--- Start of DATA SHOWN ---

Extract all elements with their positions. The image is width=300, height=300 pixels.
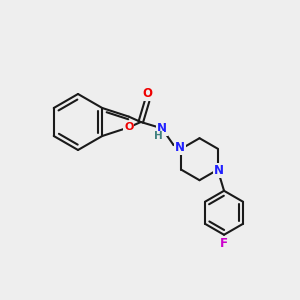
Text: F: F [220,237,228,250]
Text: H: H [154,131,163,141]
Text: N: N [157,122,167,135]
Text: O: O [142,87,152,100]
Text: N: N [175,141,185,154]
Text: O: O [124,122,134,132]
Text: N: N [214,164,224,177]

--- End of DATA SHOWN ---

* **TASK TO CARRY OUT**:
Convert each non-blank line of the rows above into a JSON list of strings, with one string per line. Leave the pictures out of the answer.

* **FINAL RESULT**:
[
  "Extract all elements with their positions. The image is width=300, height=300 pixels.",
  "Text: F: F [220,237,228,250]",
  "Text: H: H [154,131,163,141]",
  "Text: N: N [157,122,167,135]",
  "Text: O: O [142,87,152,100]",
  "Text: N: N [175,141,185,154]",
  "Text: O: O [124,122,134,132]",
  "Text: N: N [214,164,224,177]"
]